**Part of a data file**
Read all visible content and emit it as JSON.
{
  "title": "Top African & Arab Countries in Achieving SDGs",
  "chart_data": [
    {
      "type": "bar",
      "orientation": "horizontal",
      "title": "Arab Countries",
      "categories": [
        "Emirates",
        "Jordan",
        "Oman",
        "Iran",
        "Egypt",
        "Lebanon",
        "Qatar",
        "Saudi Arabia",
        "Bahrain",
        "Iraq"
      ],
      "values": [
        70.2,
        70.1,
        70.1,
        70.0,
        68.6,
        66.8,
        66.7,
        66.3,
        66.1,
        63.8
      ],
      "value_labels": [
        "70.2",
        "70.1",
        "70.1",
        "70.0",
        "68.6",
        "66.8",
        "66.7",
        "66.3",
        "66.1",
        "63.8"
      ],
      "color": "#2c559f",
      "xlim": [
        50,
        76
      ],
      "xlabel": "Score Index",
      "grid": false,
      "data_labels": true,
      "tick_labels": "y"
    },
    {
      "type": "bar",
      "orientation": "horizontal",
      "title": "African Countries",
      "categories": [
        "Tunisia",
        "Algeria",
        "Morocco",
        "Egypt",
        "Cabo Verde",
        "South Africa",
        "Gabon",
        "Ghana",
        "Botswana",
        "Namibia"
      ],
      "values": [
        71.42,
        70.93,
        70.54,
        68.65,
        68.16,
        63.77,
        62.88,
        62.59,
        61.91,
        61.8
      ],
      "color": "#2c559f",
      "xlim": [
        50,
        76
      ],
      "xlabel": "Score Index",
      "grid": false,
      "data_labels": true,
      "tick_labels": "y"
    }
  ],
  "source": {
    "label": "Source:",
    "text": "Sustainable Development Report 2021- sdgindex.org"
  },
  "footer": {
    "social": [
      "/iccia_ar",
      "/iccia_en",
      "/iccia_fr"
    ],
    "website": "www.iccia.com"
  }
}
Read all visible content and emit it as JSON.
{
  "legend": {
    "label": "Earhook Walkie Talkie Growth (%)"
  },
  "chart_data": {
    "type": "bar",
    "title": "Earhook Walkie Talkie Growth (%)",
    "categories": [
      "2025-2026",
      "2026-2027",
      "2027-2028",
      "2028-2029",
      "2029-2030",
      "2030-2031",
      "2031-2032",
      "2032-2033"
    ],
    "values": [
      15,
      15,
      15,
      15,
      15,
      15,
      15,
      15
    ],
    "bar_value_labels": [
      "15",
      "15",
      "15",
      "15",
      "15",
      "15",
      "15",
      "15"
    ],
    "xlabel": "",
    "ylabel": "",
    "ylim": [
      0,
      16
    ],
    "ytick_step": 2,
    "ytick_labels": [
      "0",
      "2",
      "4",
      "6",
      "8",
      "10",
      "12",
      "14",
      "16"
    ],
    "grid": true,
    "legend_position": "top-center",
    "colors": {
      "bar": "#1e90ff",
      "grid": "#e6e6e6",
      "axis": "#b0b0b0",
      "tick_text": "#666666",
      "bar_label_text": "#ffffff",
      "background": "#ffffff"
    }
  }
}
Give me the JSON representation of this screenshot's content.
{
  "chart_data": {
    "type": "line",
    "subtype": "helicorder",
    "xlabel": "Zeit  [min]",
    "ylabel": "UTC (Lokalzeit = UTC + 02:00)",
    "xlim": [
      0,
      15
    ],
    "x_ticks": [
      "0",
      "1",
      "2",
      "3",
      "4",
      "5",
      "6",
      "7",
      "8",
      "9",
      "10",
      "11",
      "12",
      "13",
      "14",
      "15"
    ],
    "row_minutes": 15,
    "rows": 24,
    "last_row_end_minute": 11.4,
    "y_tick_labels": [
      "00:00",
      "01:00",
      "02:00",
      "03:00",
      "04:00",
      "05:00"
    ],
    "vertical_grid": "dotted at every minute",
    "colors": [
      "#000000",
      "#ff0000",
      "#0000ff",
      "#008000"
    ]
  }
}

**WHAT THE TASK ASKS**
Reproduce every record above exactly as it appears.

**RESPONSE TO THE EXERCISE**
Read all visible content and emit it as JSON.
{
  "title": "Top African & Arab Countries in Achieving SDGs",
  "chart_data": [
    {
      "type": "bar",
      "orientation": "horizontal",
      "title": "Arab Countries",
      "categories": [
        "Emirates",
        "Jordan",
        "Oman",
        "Iran",
        "Egypt",
        "Lebanon",
        "Qatar",
        "Saudi Arabia",
        "Bahrain",
        "Iraq"
      ],
      "values": [
        70.2,
        70.1,
        70.1,
        70.0,
        68.6,
        66.8,
        66.7,
        66.3,
        66.1,
        63.8
      ],
      "value_labels": [
        "70.2",
        "70.1",
        "70.1",
        "70.0",
        "68.6",
        "66.8",
        "66.7",
        "66.3",
        "66.1",
        "63.8"
      ],
      "color": "#2c559f",
      "xlim": [
        50,
        76
      ],
      "xlabel": "Score Index",
      "grid": false,
      "data_labels": true,
      "tick_labels": "y"
    },
    {
      "type": "bar",
      "orientation": "horizontal",
      "title": "African Countries",
      "categories": [
        "Tunisia",
        "Algeria",
        "Morocco",
        "Egypt",
        "Cabo Verde",
        "South Africa",
        "Gabon",
        "Ghana",
        "Botswana",
        "Namibia"
      ],
      "values": [
        71.42,
        70.93,
        70.54,
        68.65,
        68.16,
        63.77,
        62.88,
        62.59,
        61.91,
        61.8
      ],
      "color": "#2c559f",
      "xlim": [
        50,
        76
      ],
      "xlabel": "Score Index",
      "grid": false,
      "data_labels": true,
      "tick_labels": "y"
    }
  ],
  "source": {
    "label": "Source:",
    "text": "Sustainable Development Report 2021- sdgindex.org"
  },
  "footer": {
    "social": [
      "/iccia_ar",
      "/iccia_en",
      "/iccia_fr"
    ],
    "website": "www.iccia.com"
  }
}
Read all visible content and emit it as JSON.
{
  "legend": {
    "label": "Earhook Walkie Talkie Growth (%)"
  },
  "chart_data": {
    "type": "bar",
    "title": "Earhook Walkie Talkie Growth (%)",
    "categories": [
      "2025-2026",
      "2026-2027",
      "2027-2028",
      "2028-2029",
      "2029-2030",
      "2030-2031",
      "2031-2032",
      "2032-2033"
    ],
    "values": [
      15,
      15,
      15,
      15,
      15,
      15,
      15,
      15
    ],
    "bar_value_labels": [
      "15",
      "15",
      "15",
      "15",
      "15",
      "15",
      "15",
      "15"
    ],
    "xlabel": "",
    "ylabel": "",
    "ylim": [
      0,
      16
    ],
    "ytick_step": 2,
    "ytick_labels": [
      "0",
      "2",
      "4",
      "6",
      "8",
      "10",
      "12",
      "14",
      "16"
    ],
    "grid": true,
    "legend_position": "top-center",
    "colors": {
      "bar": "#1e90ff",
      "grid": "#e6e6e6",
      "axis": "#b0b0b0",
      "tick_text": "#666666",
      "bar_label_text": "#ffffff",
      "background": "#ffffff"
    }
  }
}
Give me the JSON representation of this screenshot's content.
{
  "chart_data": {
    "type": "line",
    "subtype": "helicorder",
    "xlabel": "Zeit  [min]",
    "ylabel": "UTC (Lokalzeit = UTC + 02:00)",
    "xlim": [
      0,
      15
    ],
    "x_ticks": [
      "0",
      "1",
      "2",
      "3",
      "4",
      "5",
      "6",
      "7",
      "8",
      "9",
      "10",
      "11",
      "12",
      "13",
      "14",
      "15"
    ],
    "row_minutes": 15,
    "rows": 24,
    "last_row_end_minute": 11.4,
    "y_tick_labels": [
      "00:00",
      "01:00",
      "02:00",
      "03:00",
      "04:00",
      "05:00"
    ],
    "vertical_grid": "dotted at every minute",
    "colors": [
      "#000000",
      "#ff0000",
      "#0000ff",
      "#008000"
    ]
  }
}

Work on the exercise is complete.